Collected data entries:
■ ■ ■

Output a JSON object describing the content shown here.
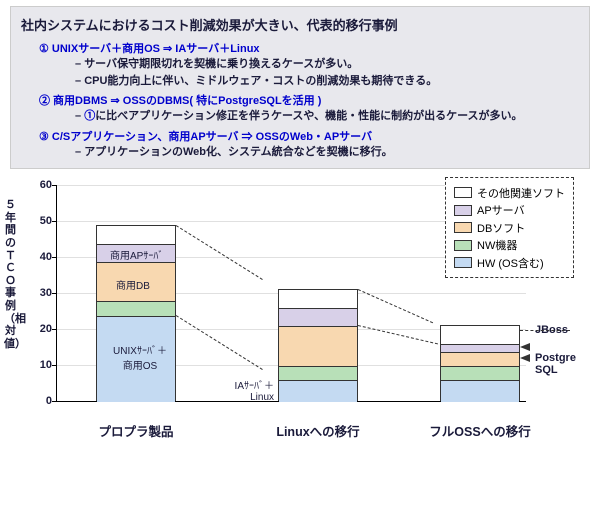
{
  "info": {
    "title": "社内システムにおけるコスト削減効果が大きい、代表的移行事例",
    "case1": "① UNIXサーバ＋商用OS ⇒ IAサーバ＋Linux",
    "case1_b1": "サーバ保守期限切れを契機に乗り換えるケースが多い。",
    "case1_b2": "CPU能力向上に伴い、ミドルウェア・コストの削減効果も期待できる。",
    "case2": "② 商用DBMS ⇒ OSSのDBMS( 特にPostgreSQLを活用 )",
    "case2_b1_a": "①",
    "case2_b1_b": "に比べアプリケーション修正を伴うケースや、機能・性能に制約が出るケースが多い。",
    "case3": "③ C/Sアプリケーション、商用APサーバ ⇒ OSSのWeb・APサーバ",
    "case3_b1": "アプリケーションのWeb化、システム統合などを契機に移行。"
  },
  "ylabel": "５年間のＴＣＯ事例（相対値）",
  "yticks": [
    "0",
    "10",
    "20",
    "30",
    "40",
    "50",
    "60"
  ],
  "legend": {
    "ot": "その他関連ソフト",
    "ap": "APサーバ",
    "db": "DBソフト",
    "nw": "NW機器",
    "hw": "HW (OS含む)"
  },
  "categories": [
    "プロプラ製品",
    "Linuxへの移行",
    "フルOSSへの移行"
  ],
  "ann": {
    "b1_hw": "UNIXｻｰﾊﾞ＋商用OS",
    "b1_db": "商用DB",
    "b1_ap": "商用APｻｰﾊﾞ",
    "b2_hw": "IAｻｰﾊﾞ＋Linux",
    "b3_ap": "JBoss",
    "b3_db": "Postgre SQL"
  },
  "chart_data": {
    "type": "bar",
    "stacked": true,
    "title": "",
    "xlabel": "",
    "ylabel": "５年間のＴＣＯ事例（相対値）",
    "ylim": [
      0,
      60
    ],
    "categories": [
      "プロプラ製品",
      "Linuxへの移行",
      "フルOSSへの移行"
    ],
    "series": [
      {
        "name": "HW (OS含む)",
        "values": [
          24,
          6,
          6
        ]
      },
      {
        "name": "NW機器",
        "values": [
          4,
          4,
          4
        ]
      },
      {
        "name": "DBソフト",
        "values": [
          11,
          11,
          4
        ]
      },
      {
        "name": "APサーバ",
        "values": [
          5,
          5,
          2
        ]
      },
      {
        "name": "その他関連ソフト",
        "values": [
          5,
          5,
          5
        ]
      }
    ],
    "totals": [
      49,
      31,
      21
    ]
  }
}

■ ■ ■

### Your task:
Where a line holds the string "APサーバ", copy that line.

### Problem solution:
    "case3": "③ C/Sアプリケーション、商用APサーバ ⇒ OSSのWeb・APサーバ",
    "ap": "APサーバ",
        "name": "APサーバ",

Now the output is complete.